Extracted text.
"""
Mushroom Pâté

I love French food.  I had the amazing fortune to study abroad in Aix en Provence, and find myself returning again and again to this beautiful country.  I am captivated by their culture, especially their food culture.   Meals are transcendental celebrations that synergistically elevate ingredients into sublime territory.

But French food is not always vegan friendly.  Let’s talk about pâté.  It’s a rich, spreadable meat paste.  What makes it delicious is the savory, fatty richness of the whole thing.   It’s easy to replicate this with plant ingredients.

This pâté has all of the savory richness of the traditional recipe with none of the harm.  Walnuts provide richness, lentils provide body, and mushrooms provide umami.  Whizz them all up in the blender with a few spices and you have a delicious, spreadable French treat.  Pour yourself a glass of wine and enjoy!
"""
Data supplied.
"""
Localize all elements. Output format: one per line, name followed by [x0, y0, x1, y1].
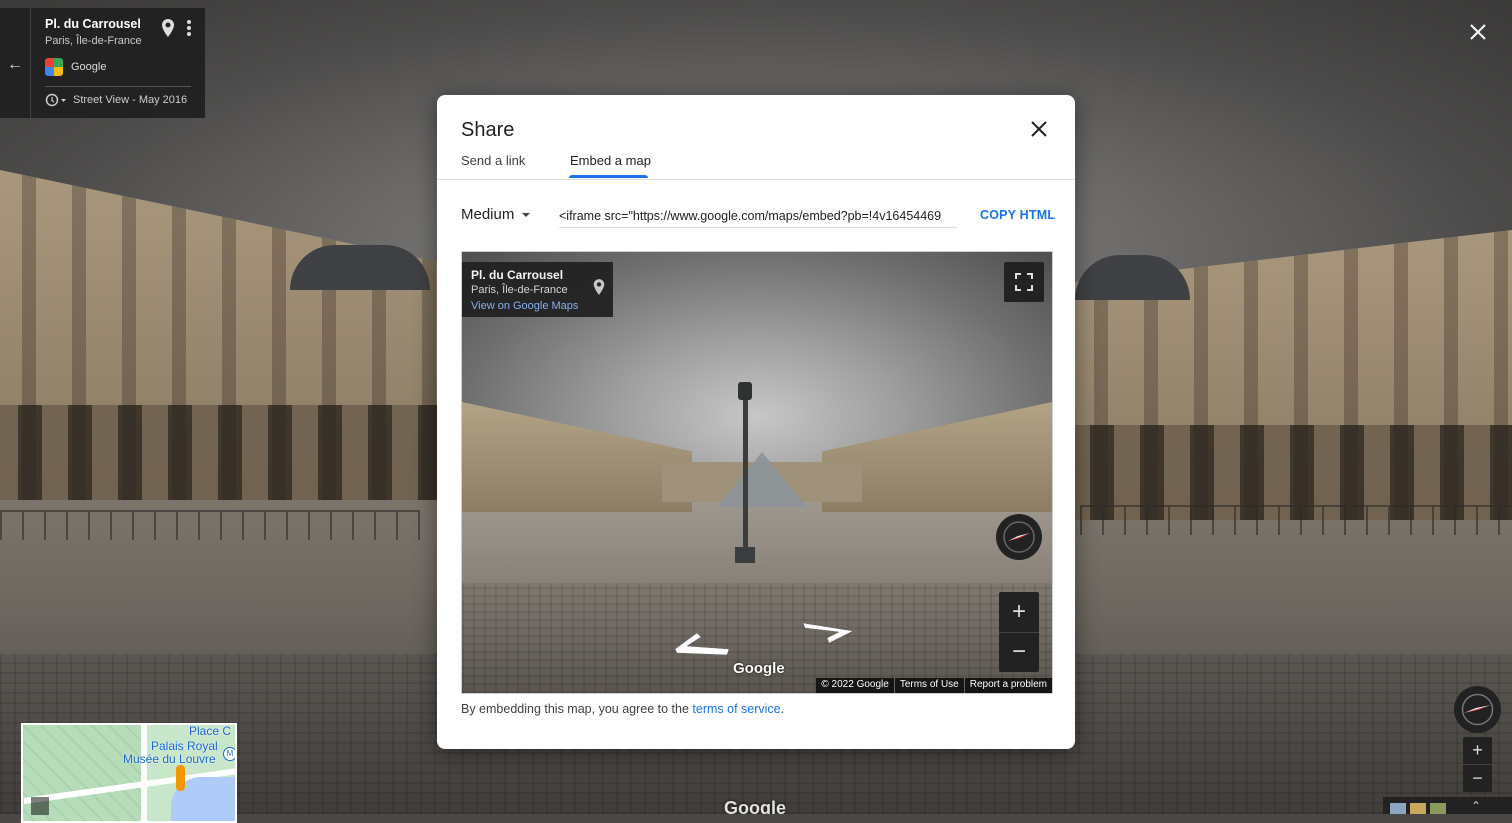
embed-size-dropdown[interactable]: Medium	[461, 206, 531, 223]
preview-subtitle: Paris, Île-de-France	[471, 284, 568, 296]
location-info-card: Pl. du Carrousel Paris, Île-de-France Go…	[31, 8, 205, 118]
provider-name: Google	[71, 61, 107, 73]
fullscreen-button[interactable]	[1004, 262, 1044, 302]
background-google-watermark: Google	[724, 798, 786, 814]
minimap-label-louvre: Musée du Louvre	[123, 752, 216, 766]
history-label: Street View - May 2016	[73, 94, 188, 106]
google-maps-logo-icon	[45, 58, 63, 76]
dialog-title: Share	[461, 119, 515, 141]
minimap-road	[141, 725, 147, 821]
chevron-down-icon	[522, 212, 531, 217]
terms-of-service-link[interactable]: terms of service	[692, 702, 780, 716]
close-street-view-icon[interactable]	[1466, 20, 1490, 44]
expand-map-icon[interactable]	[31, 797, 49, 815]
terms-notice: By embedding this map, you agree to the …	[461, 702, 784, 716]
fullscreen-icon	[1015, 273, 1033, 291]
copyright-text: © 2022 Google	[821, 679, 889, 690]
tos-suffix: .	[780, 702, 785, 716]
more-vert-icon[interactable]	[185, 18, 193, 38]
preview-info-card: Pl. du Carrousel Paris, Île-de-France Vi…	[462, 262, 613, 317]
copy-html-button[interactable]: COPY HTML	[980, 208, 1055, 222]
zoom-in-button[interactable]: +	[1463, 737, 1492, 765]
zoom-in-button[interactable]: +	[999, 592, 1039, 633]
compass-button[interactable]	[996, 514, 1042, 560]
street-view-history[interactable]: Street View - May 2016	[45, 93, 187, 107]
history-icon[interactable]	[45, 93, 67, 107]
dome-left	[290, 245, 430, 290]
tab-embed-a-map[interactable]: Embed a map	[570, 153, 651, 168]
divider	[45, 86, 191, 87]
location-subtitle: Paris, Île-de-France	[45, 35, 142, 47]
preview-lamppost	[743, 382, 748, 562]
minimap-label-palais-royal: Palais Royal	[151, 739, 218, 753]
zoom-out-button[interactable]: −	[1463, 765, 1492, 792]
thumbnail[interactable]	[1390, 803, 1406, 814]
nav-arrow-left-icon[interactable]	[667, 627, 732, 657]
embed-html-input[interactable]	[559, 205, 957, 228]
preview-title: Pl. du Carrousel	[471, 268, 564, 282]
back-panel: ←	[0, 8, 31, 118]
thumbnail[interactable]	[1430, 803, 1446, 814]
metro-icon: M	[223, 747, 235, 761]
place-pin-icon[interactable]	[592, 278, 606, 296]
active-tab-indicator	[569, 175, 648, 178]
embed-size-value: Medium	[461, 206, 515, 223]
preview-pyramid	[717, 452, 807, 507]
back-arrow-icon[interactable]: ←	[7, 56, 23, 74]
zoom-out-button[interactable]: −	[999, 632, 1039, 672]
chevron-up-icon[interactable]: ⌃	[1471, 799, 1481, 813]
preview-footer: © 2022 Google Terms of Use Report a prob…	[816, 678, 1052, 693]
fence-left	[0, 510, 420, 540]
location-title: Pl. du Carrousel	[45, 17, 141, 31]
fence-right	[1080, 505, 1512, 535]
minimap[interactable]: Place C Palais Royal Musée du Louvre M	[21, 723, 237, 823]
compass-icon	[1461, 693, 1494, 726]
tab-send-a-link[interactable]: Send a link	[461, 153, 525, 168]
provider-row: Google	[45, 58, 106, 76]
imagery-thumbnails[interactable]: ⌃	[1383, 797, 1512, 814]
compass-icon	[1003, 521, 1035, 553]
terms-of-use-link[interactable]: Terms of Use	[893, 678, 964, 693]
share-dialog: Share Send a link Embed a map Medium COP…	[437, 95, 1075, 749]
thumbnail[interactable]	[1410, 803, 1426, 814]
minimap-label-place: Place C	[189, 724, 232, 738]
zoom-controls: + −	[1463, 737, 1492, 792]
pegman-icon[interactable]	[176, 765, 185, 791]
tos-prefix: By embedding this map, you agree to the	[461, 702, 689, 716]
nav-arrow-right-icon[interactable]	[799, 617, 857, 645]
preview-lamp-base	[735, 547, 755, 563]
preview-lamp-head	[738, 382, 752, 400]
zoom-controls: + −	[999, 592, 1039, 672]
preview-google-watermark: Google	[733, 660, 785, 677]
close-icon[interactable]	[1029, 119, 1049, 139]
place-pin-icon[interactable]	[160, 18, 176, 38]
embed-preview[interactable]: Pl. du Carrousel Paris, Île-de-France Vi…	[461, 251, 1053, 694]
compass-button[interactable]	[1454, 686, 1501, 733]
tabs-divider	[437, 179, 1075, 180]
view-on-google-maps-link[interactable]: View on Google Maps	[471, 300, 578, 312]
report-problem-link[interactable]: Report a problem	[963, 678, 1052, 693]
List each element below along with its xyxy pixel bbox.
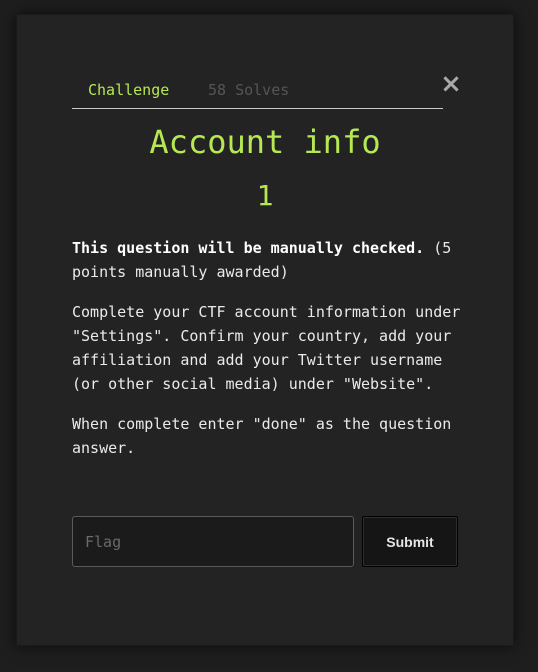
- challenge-description: This question will be manually checked. …: [72, 236, 464, 476]
- manual-check-notice: This question will be manually checked.: [72, 239, 425, 257]
- tab-challenge[interactable]: Challenge: [88, 80, 169, 100]
- flag-input[interactable]: [72, 516, 354, 567]
- tab-solves[interactable]: 58 Solves: [208, 80, 289, 100]
- description-paragraph-1: This question will be manually checked. …: [72, 236, 464, 284]
- close-icon[interactable]: ×: [440, 70, 462, 98]
- challenge-value: 1: [256, 179, 274, 212]
- challenge-title: Account info: [149, 123, 381, 161]
- challenge-tabs: Challenge 58 Solves: [72, 76, 443, 109]
- submit-button[interactable]: Submit: [362, 516, 458, 567]
- description-paragraph-2: Complete your CTF account information un…: [72, 303, 461, 393]
- description-paragraph-3: When complete enter "done" as the questi…: [72, 415, 452, 457]
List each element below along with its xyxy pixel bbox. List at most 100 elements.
"""
Your goal. Turn the paragraph of the mushroom pâté text that begins "This pâté has all" into a short bulleted list that keeps its main facts. The data plays no part in this.

Solution for this exercise.
- Offers the savory richness of traditional pâté with none of the harm
- Walnuts give richness, lentils give body, mushrooms give umami
- Blend them with a few spices for a spreadable French treat
- Enjoy with a glass of wine